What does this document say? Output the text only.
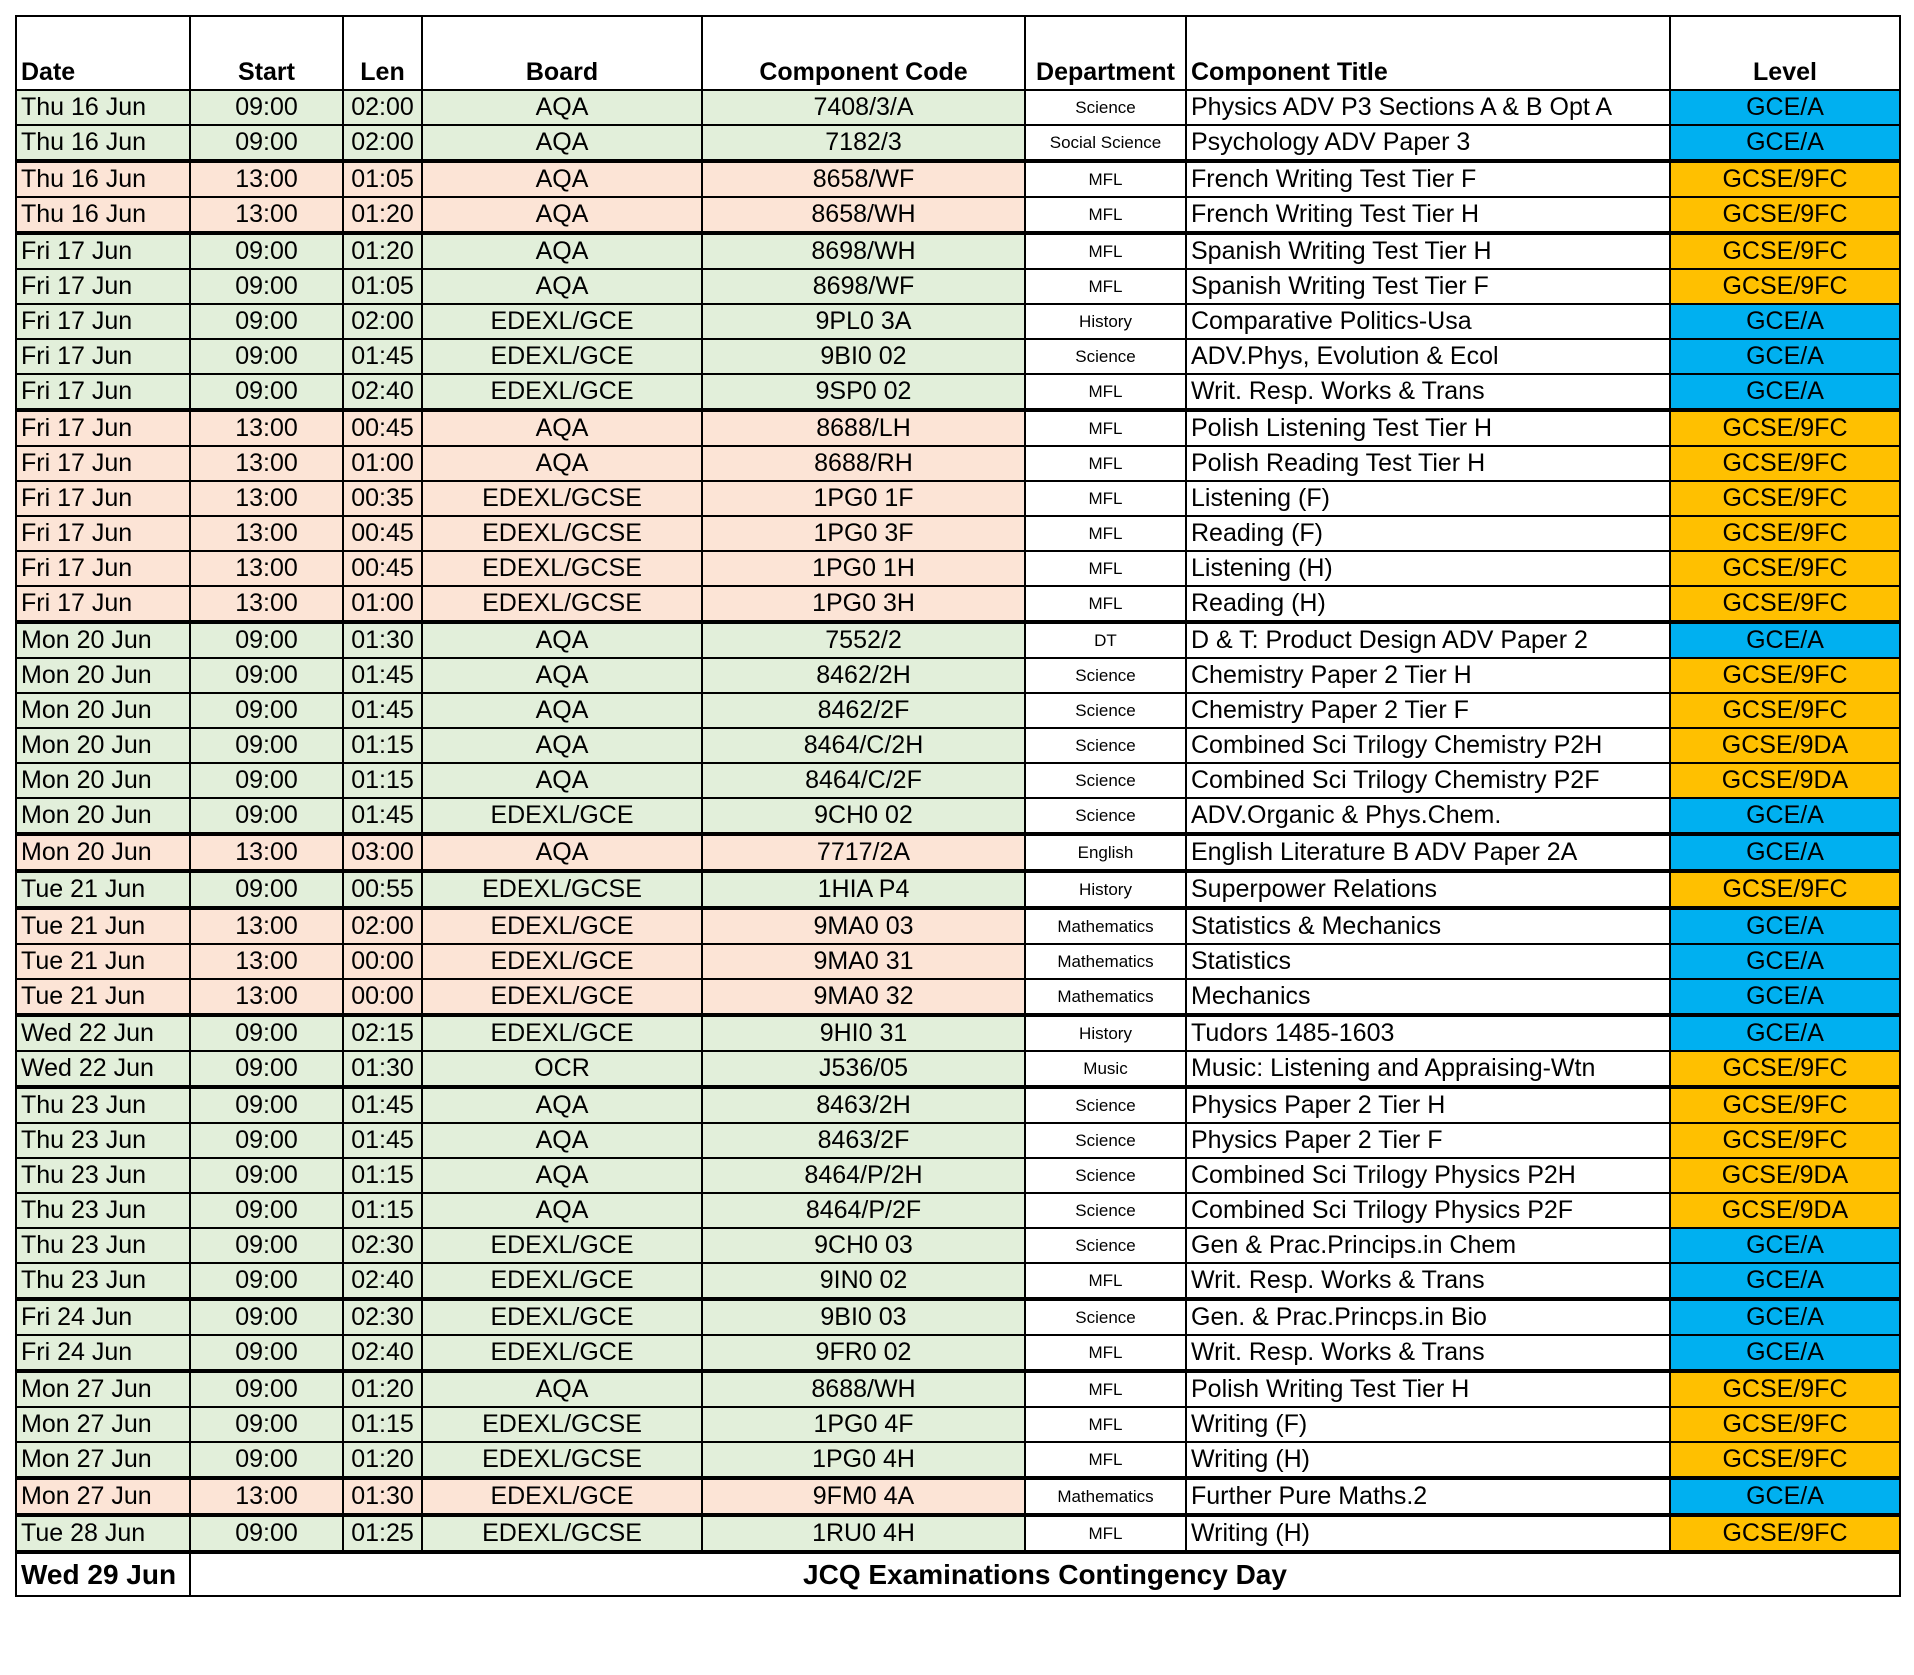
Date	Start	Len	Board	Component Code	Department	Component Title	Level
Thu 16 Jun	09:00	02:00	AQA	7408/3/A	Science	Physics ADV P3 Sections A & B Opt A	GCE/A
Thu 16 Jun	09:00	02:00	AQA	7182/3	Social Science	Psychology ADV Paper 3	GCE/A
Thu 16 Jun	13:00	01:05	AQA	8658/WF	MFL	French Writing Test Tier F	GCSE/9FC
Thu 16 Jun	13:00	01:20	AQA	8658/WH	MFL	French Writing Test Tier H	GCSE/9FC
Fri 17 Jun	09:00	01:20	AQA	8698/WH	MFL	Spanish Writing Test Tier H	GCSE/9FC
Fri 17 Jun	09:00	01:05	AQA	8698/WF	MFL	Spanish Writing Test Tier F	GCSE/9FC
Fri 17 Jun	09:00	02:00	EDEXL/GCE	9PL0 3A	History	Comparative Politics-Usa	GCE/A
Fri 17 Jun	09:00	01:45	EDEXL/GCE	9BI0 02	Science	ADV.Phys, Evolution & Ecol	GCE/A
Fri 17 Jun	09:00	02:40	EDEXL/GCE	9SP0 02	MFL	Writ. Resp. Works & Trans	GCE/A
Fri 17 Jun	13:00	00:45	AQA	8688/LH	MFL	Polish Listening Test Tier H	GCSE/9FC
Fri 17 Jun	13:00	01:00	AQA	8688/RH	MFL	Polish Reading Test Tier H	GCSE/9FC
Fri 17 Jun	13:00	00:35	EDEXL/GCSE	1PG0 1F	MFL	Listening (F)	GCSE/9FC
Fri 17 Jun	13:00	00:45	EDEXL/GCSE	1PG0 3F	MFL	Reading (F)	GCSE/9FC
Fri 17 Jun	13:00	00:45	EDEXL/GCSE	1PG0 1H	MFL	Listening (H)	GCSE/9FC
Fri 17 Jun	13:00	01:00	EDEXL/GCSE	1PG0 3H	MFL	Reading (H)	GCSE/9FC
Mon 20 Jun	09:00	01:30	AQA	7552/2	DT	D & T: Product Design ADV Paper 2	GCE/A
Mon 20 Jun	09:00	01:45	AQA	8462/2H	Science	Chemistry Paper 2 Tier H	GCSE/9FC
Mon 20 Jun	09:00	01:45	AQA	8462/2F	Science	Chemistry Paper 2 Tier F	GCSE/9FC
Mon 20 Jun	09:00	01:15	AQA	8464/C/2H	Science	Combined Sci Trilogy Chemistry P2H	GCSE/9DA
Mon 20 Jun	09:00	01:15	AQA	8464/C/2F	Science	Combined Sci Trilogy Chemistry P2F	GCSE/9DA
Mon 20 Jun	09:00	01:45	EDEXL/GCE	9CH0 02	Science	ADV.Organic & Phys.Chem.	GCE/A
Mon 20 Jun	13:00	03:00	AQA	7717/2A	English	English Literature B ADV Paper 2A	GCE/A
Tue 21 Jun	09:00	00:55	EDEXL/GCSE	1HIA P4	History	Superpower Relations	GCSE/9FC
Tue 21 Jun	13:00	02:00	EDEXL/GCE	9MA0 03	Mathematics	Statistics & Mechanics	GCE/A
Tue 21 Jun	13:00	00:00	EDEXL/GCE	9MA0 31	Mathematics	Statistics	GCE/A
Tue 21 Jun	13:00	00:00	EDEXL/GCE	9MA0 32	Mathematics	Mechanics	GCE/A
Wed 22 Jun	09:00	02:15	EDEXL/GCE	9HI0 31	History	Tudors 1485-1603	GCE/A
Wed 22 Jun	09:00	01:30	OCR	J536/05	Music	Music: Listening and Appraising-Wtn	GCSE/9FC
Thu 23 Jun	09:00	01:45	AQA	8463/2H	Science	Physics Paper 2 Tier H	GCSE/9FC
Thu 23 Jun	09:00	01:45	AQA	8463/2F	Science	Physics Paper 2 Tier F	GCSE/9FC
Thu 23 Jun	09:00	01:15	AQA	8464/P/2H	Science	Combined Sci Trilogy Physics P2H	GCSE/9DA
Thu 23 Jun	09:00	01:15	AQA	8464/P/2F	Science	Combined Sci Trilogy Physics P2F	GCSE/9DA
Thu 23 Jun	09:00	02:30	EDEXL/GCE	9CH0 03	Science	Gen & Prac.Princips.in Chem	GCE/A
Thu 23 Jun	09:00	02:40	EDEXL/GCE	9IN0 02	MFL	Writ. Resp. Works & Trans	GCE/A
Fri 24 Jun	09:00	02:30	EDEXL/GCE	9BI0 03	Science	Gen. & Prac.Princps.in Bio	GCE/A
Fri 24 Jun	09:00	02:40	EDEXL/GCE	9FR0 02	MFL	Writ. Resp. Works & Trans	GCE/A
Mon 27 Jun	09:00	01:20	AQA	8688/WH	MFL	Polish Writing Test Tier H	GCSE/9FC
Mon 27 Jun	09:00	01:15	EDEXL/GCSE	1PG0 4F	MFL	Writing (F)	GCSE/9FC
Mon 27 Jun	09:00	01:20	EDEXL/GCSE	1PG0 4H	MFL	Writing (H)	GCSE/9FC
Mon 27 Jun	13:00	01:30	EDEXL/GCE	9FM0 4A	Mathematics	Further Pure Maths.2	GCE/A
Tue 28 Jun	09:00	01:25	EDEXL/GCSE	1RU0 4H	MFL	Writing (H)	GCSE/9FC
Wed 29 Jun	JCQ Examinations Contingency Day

□ □ □

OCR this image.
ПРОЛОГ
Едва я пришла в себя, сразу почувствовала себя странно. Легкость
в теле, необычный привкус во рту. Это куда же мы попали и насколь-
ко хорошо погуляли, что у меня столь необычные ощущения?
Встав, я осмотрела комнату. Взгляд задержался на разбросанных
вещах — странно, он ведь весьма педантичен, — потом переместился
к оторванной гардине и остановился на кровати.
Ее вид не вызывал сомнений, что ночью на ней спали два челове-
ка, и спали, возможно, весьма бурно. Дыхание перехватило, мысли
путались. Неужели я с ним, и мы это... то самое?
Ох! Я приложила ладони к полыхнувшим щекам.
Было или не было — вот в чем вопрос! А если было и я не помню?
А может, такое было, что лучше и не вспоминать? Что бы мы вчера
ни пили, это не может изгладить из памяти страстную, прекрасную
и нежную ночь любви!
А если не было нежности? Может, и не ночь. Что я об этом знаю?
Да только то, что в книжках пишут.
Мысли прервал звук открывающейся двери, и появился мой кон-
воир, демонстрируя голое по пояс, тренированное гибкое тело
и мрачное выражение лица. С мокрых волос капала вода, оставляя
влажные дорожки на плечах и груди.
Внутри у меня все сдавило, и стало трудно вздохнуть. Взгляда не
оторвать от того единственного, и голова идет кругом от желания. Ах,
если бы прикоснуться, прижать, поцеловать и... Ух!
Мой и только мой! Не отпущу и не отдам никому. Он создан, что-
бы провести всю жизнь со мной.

□ □ □

Count how many lines of the listing above include "Resp" and report that number alone.

### RESULT FOR THIS TASK
3